● **PROMPT**
Find the lines with "Index" in them and copy them out.

● **DATA SHOWN**

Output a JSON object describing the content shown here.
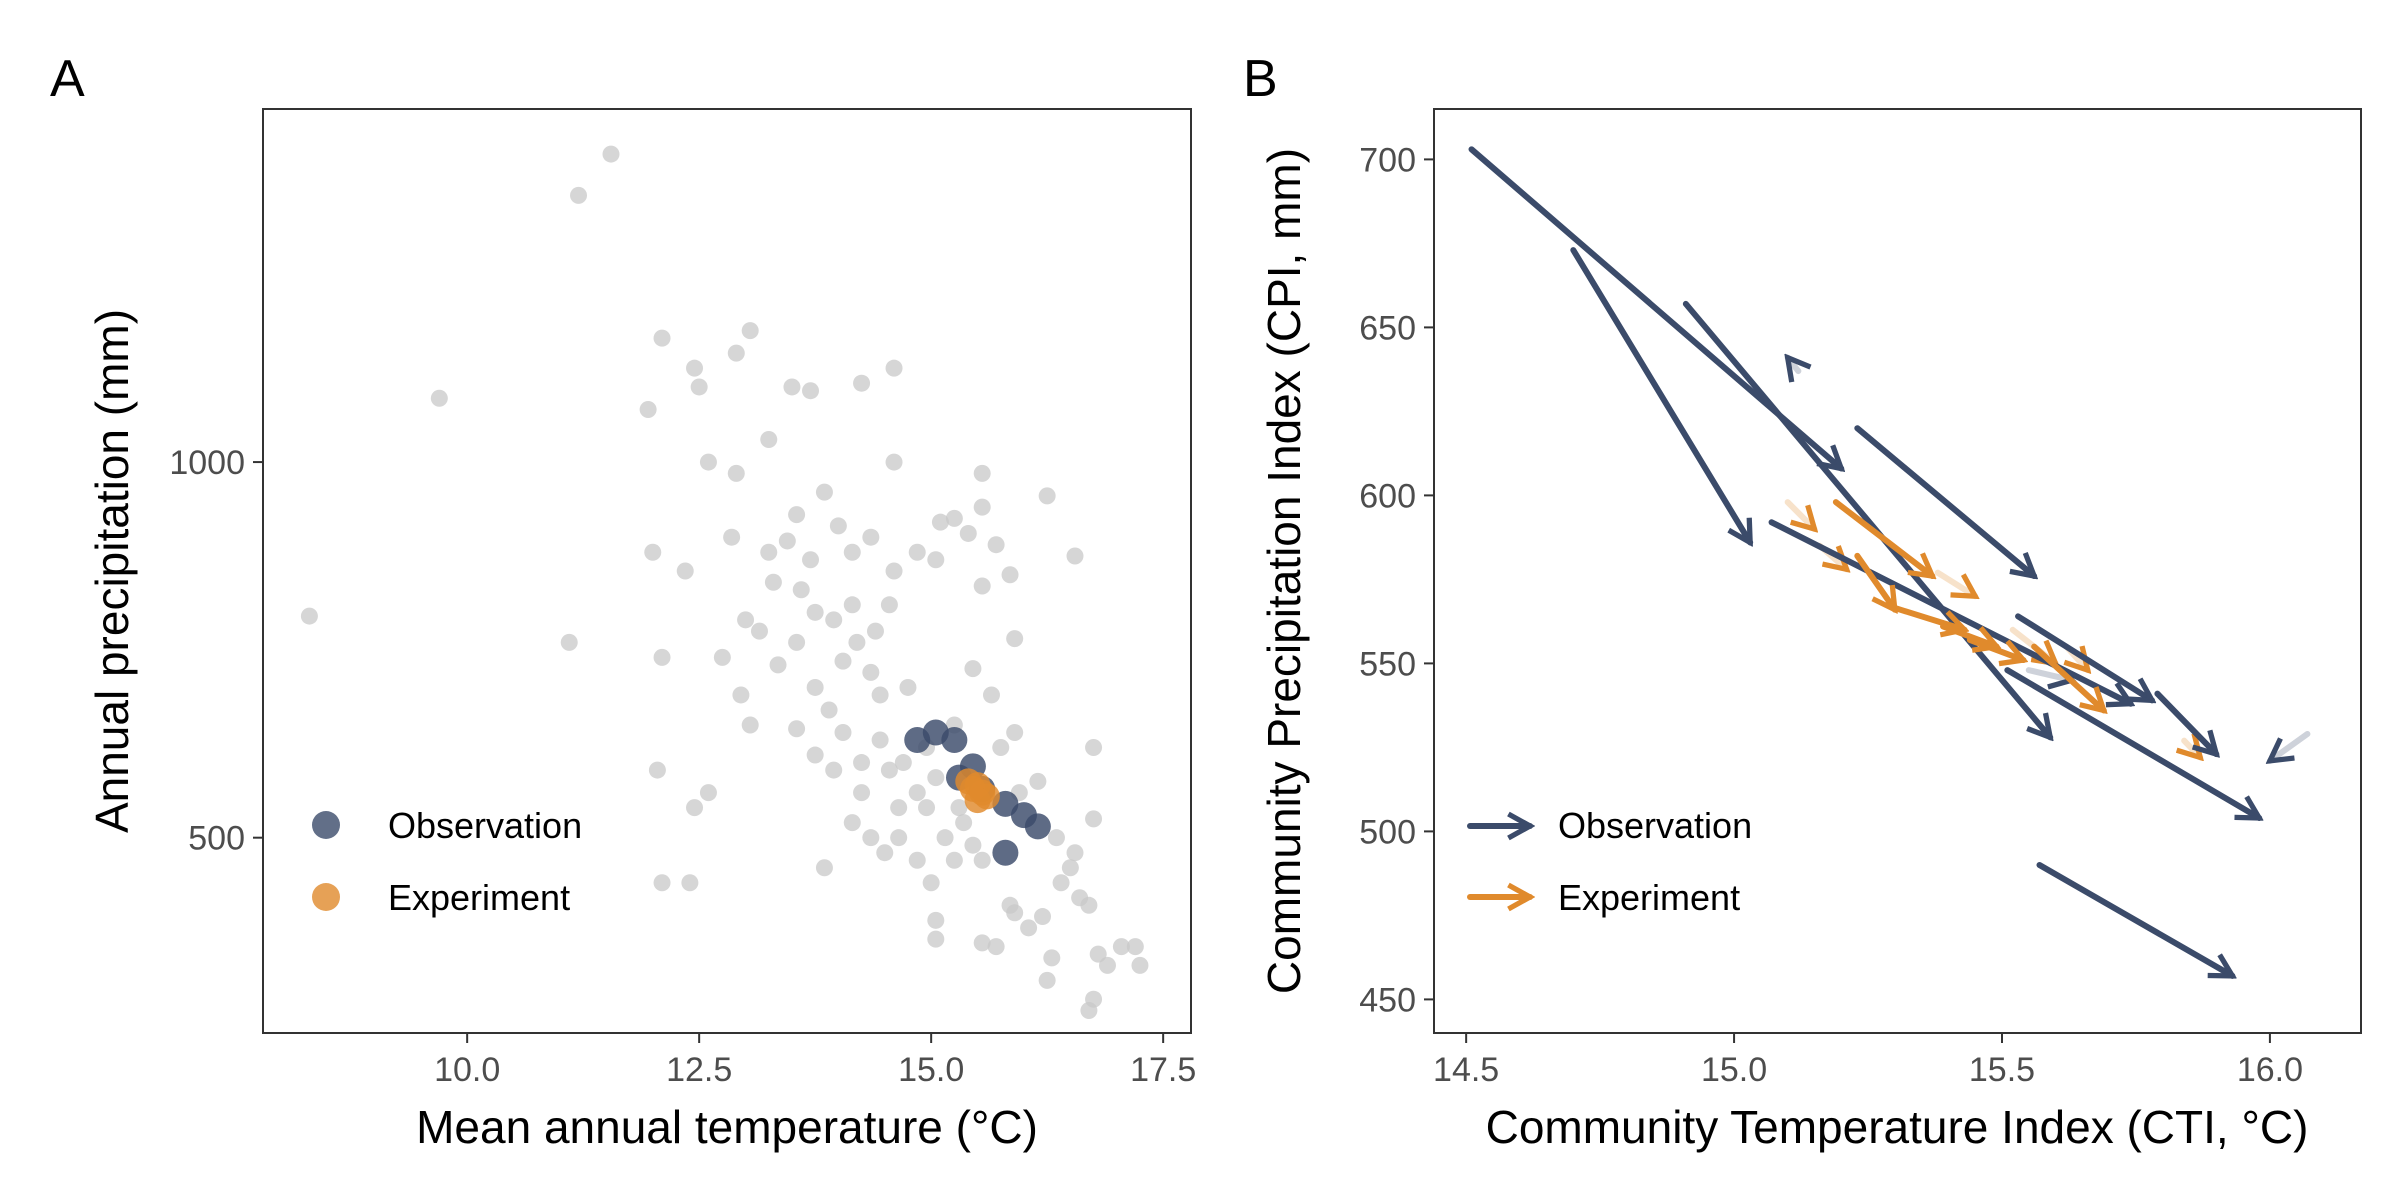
{
  "colors": {
    "observation": "#3B4B6A",
    "experiment": "#E08A2C",
    "background_points": "#C8C8C8"
  },
  "chart_data": [
    {
      "panel": "A",
      "type": "scatter",
      "xlabel": "Mean annual temperature (°C)",
      "ylabel": "Annual precipitation (mm)",
      "xlim": [
        7.8,
        17.8
      ],
      "ylim": [
        240,
        1470
      ],
      "x_ticks": [
        10.0,
        12.5,
        15.0,
        17.5
      ],
      "x_tick_labels": [
        "10.0",
        "12.5",
        "15.0",
        "17.5"
      ],
      "y_ticks": [
        500,
        1000
      ],
      "y_tick_labels": [
        "500",
        "1000"
      ],
      "grid": false,
      "legend": {
        "position": "bottom-left",
        "entries": [
          {
            "label": "Observation",
            "key": "observation"
          },
          {
            "label": "Experiment",
            "key": "experiment"
          }
        ]
      },
      "background_points": [
        [
          8.3,
          795
        ],
        [
          9.7,
          1085
        ],
        [
          11.2,
          1355
        ],
        [
          11.55,
          1410
        ],
        [
          11.1,
          760
        ],
        [
          11.95,
          1070
        ],
        [
          12.1,
          1165
        ],
        [
          12.45,
          1125
        ],
        [
          12.5,
          1100
        ],
        [
          12.9,
          1145
        ],
        [
          13.05,
          1175
        ],
        [
          13.25,
          1030
        ],
        [
          13.5,
          1100
        ],
        [
          13.7,
          1095
        ],
        [
          14.25,
          1105
        ],
        [
          14.6,
          1125
        ],
        [
          12.0,
          880
        ],
        [
          12.35,
          855
        ],
        [
          12.6,
          1000
        ],
        [
          12.9,
          985
        ],
        [
          12.1,
          740
        ],
        [
          12.05,
          590
        ],
        [
          12.1,
          440
        ],
        [
          12.4,
          440
        ],
        [
          12.45,
          540
        ],
        [
          12.6,
          560
        ],
        [
          12.95,
          690
        ],
        [
          13.05,
          650
        ],
        [
          13.15,
          775
        ],
        [
          13.3,
          840
        ],
        [
          13.45,
          895
        ],
        [
          13.55,
          930
        ],
        [
          13.7,
          870
        ],
        [
          13.85,
          960
        ],
        [
          14.0,
          915
        ],
        [
          14.15,
          880
        ],
        [
          14.35,
          900
        ],
        [
          14.6,
          1000
        ],
        [
          14.6,
          855
        ],
        [
          14.85,
          880
        ],
        [
          13.35,
          730
        ],
        [
          13.55,
          760
        ],
        [
          13.75,
          800
        ],
        [
          13.95,
          790
        ],
        [
          14.2,
          760
        ],
        [
          14.35,
          720
        ],
        [
          14.45,
          690
        ],
        [
          13.55,
          645
        ],
        [
          13.75,
          610
        ],
        [
          13.9,
          670
        ],
        [
          13.95,
          590
        ],
        [
          14.05,
          640
        ],
        [
          14.25,
          600
        ],
        [
          14.25,
          560
        ],
        [
          14.45,
          630
        ],
        [
          14.55,
          590
        ],
        [
          14.65,
          540
        ],
        [
          14.7,
          600
        ],
        [
          14.85,
          560
        ],
        [
          14.95,
          540
        ],
        [
          14.95,
          620
        ],
        [
          15.05,
          580
        ],
        [
          14.85,
          470
        ],
        [
          15.0,
          440
        ],
        [
          15.05,
          390
        ],
        [
          15.05,
          365
        ],
        [
          15.15,
          500
        ],
        [
          15.25,
          470
        ],
        [
          15.3,
          540
        ],
        [
          15.35,
          520
        ],
        [
          15.45,
          490
        ],
        [
          15.55,
          470
        ],
        [
          15.55,
          360
        ],
        [
          15.7,
          355
        ],
        [
          15.85,
          410
        ],
        [
          15.9,
          400
        ],
        [
          16.05,
          380
        ],
        [
          16.2,
          395
        ],
        [
          16.3,
          340
        ],
        [
          16.25,
          310
        ],
        [
          16.4,
          440
        ],
        [
          16.5,
          460
        ],
        [
          16.6,
          420
        ],
        [
          16.7,
          410
        ],
        [
          16.8,
          345
        ],
        [
          16.75,
          285
        ],
        [
          16.7,
          270
        ],
        [
          16.9,
          330
        ],
        [
          17.05,
          355
        ],
        [
          17.25,
          330
        ],
        [
          17.2,
          355
        ],
        [
          16.75,
          620
        ],
        [
          16.75,
          525
        ],
        [
          16.55,
          480
        ],
        [
          16.35,
          500
        ],
        [
          16.15,
          575
        ],
        [
          15.95,
          560
        ],
        [
          15.75,
          620
        ],
        [
          15.9,
          640
        ],
        [
          15.65,
          690
        ],
        [
          15.45,
          725
        ],
        [
          15.55,
          835
        ],
        [
          15.4,
          905
        ],
        [
          15.55,
          985
        ],
        [
          15.25,
          925
        ],
        [
          15.05,
          870
        ],
        [
          15.7,
          890
        ],
        [
          15.9,
          765
        ],
        [
          16.25,
          955
        ],
        [
          16.55,
          875
        ],
        [
          15.55,
          940
        ],
        [
          15.85,
          850
        ],
        [
          15.1,
          920
        ],
        [
          13.85,
          460
        ],
        [
          14.15,
          520
        ],
        [
          14.35,
          500
        ],
        [
          14.5,
          480
        ],
        [
          14.65,
          500
        ],
        [
          14.15,
          810
        ],
        [
          14.75,
          700
        ],
        [
          15.25,
          650
        ],
        [
          13.25,
          880
        ],
        [
          13.0,
          790
        ],
        [
          12.75,
          740
        ],
        [
          12.85,
          900
        ],
        [
          13.6,
          830
        ],
        [
          13.75,
          700
        ],
        [
          14.05,
          735
        ],
        [
          14.4,
          775
        ],
        [
          14.55,
          810
        ]
      ],
      "series": [
        {
          "name": "Observation",
          "key": "observation",
          "points": [
            [
              14.85,
              630
            ],
            [
              15.05,
              640
            ],
            [
              15.25,
              630
            ],
            [
              15.45,
              595
            ],
            [
              15.3,
              580
            ],
            [
              15.55,
              565
            ],
            [
              15.8,
              545
            ],
            [
              16.0,
              530
            ],
            [
              16.15,
              515
            ],
            [
              15.8,
              480
            ]
          ]
        },
        {
          "name": "Experiment",
          "key": "experiment",
          "points": [
            [
              15.4,
              575
            ],
            [
              15.45,
              565
            ],
            [
              15.5,
              570
            ],
            [
              15.55,
              560
            ],
            [
              15.6,
              555
            ],
            [
              15.5,
              550
            ]
          ]
        }
      ]
    },
    {
      "panel": "B",
      "type": "arrows",
      "xlabel": "Community Temperature Index (CTI, °C)",
      "ylabel": "Community Precipitation Index (CPI, mm)",
      "xlim": [
        14.44,
        16.17
      ],
      "ylim": [
        440,
        715
      ],
      "x_ticks": [
        14.5,
        15.0,
        15.5,
        16.0
      ],
      "x_tick_labels": [
        "14.5",
        "15.0",
        "15.5",
        "16.0"
      ],
      "y_ticks": [
        450,
        500,
        550,
        600,
        650,
        700
      ],
      "y_tick_labels": [
        "450",
        "500",
        "550",
        "600",
        "650",
        "700"
      ],
      "grid": false,
      "legend": {
        "position": "bottom-left",
        "entries": [
          {
            "label": "Observation",
            "key": "observation"
          },
          {
            "label": "Experiment",
            "key": "experiment"
          }
        ]
      },
      "series": [
        {
          "name": "Observation",
          "key": "observation",
          "arrows": [
            {
              "from": [
                14.51,
                703
              ],
              "to": [
                15.2,
                608
              ],
              "alpha": 1.0
            },
            {
              "from": [
                14.7,
                673
              ],
              "to": [
                15.03,
                586
              ],
              "alpha": 1.0
            },
            {
              "from": [
                14.91,
                657
              ],
              "to": [
                15.59,
                528
              ],
              "alpha": 1.0
            },
            {
              "from": [
                15.23,
                620
              ],
              "to": [
                15.56,
                576
              ],
              "alpha": 1.0
            },
            {
              "from": [
                15.07,
                592
              ],
              "to": [
                15.74,
                538
              ],
              "alpha": 1.0
            },
            {
              "from": [
                15.51,
                548
              ],
              "to": [
                15.98,
                504
              ],
              "alpha": 1.0
            },
            {
              "from": [
                15.53,
                564
              ],
              "to": [
                15.78,
                539
              ],
              "alpha": 1.0
            },
            {
              "from": [
                15.79,
                541
              ],
              "to": [
                15.9,
                523
              ],
              "alpha": 1.0
            },
            {
              "from": [
                15.57,
                490
              ],
              "to": [
                15.93,
                457
              ],
              "alpha": 1.0
            },
            {
              "from": [
                15.12,
                637
              ],
              "to": [
                15.1,
                641
              ],
              "alpha": 0.25
            },
            {
              "from": [
                16.07,
                529
              ],
              "to": [
                16.0,
                521
              ],
              "alpha": 0.25
            },
            {
              "from": [
                15.55,
                548
              ],
              "to": [
                15.63,
                545
              ],
              "alpha": 0.25
            }
          ]
        },
        {
          "name": "Experiment",
          "key": "experiment",
          "arrows": [
            {
              "from": [
                15.19,
                598
              ],
              "to": [
                15.37,
                576
              ],
              "alpha": 1.0
            },
            {
              "from": [
                15.23,
                582
              ],
              "to": [
                15.3,
                566
              ],
              "alpha": 1.0
            },
            {
              "from": [
                15.29,
                567
              ],
              "to": [
                15.43,
                560
              ],
              "alpha": 1.0
            },
            {
              "from": [
                15.39,
                561
              ],
              "to": [
                15.49,
                555
              ],
              "alpha": 1.0
            },
            {
              "from": [
                15.44,
                557
              ],
              "to": [
                15.54,
                551
              ],
              "alpha": 1.0
            },
            {
              "from": [
                15.56,
                555
              ],
              "to": [
                15.69,
                536
              ],
              "alpha": 1.0
            },
            {
              "from": [
                15.1,
                598
              ],
              "to": [
                15.15,
                590
              ],
              "alpha": 0.25
            },
            {
              "from": [
                15.16,
                585
              ],
              "to": [
                15.21,
                578
              ],
              "alpha": 0.25
            },
            {
              "from": [
                15.38,
                577
              ],
              "to": [
                15.45,
                570
              ],
              "alpha": 0.25
            },
            {
              "from": [
                15.52,
                560
              ],
              "to": [
                15.6,
                550
              ],
              "alpha": 0.25
            },
            {
              "from": [
                15.62,
                555
              ],
              "to": [
                15.66,
                548
              ],
              "alpha": 0.25
            },
            {
              "from": [
                15.84,
                527
              ],
              "to": [
                15.87,
                522
              ],
              "alpha": 0.25
            }
          ]
        }
      ]
    }
  ]
}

● **COMPLETE RESPONSE**
      "xlabel": "Community Temperature Index (CTI, °C)",
      "ylabel": "Community Precipitation Index (CPI, mm)",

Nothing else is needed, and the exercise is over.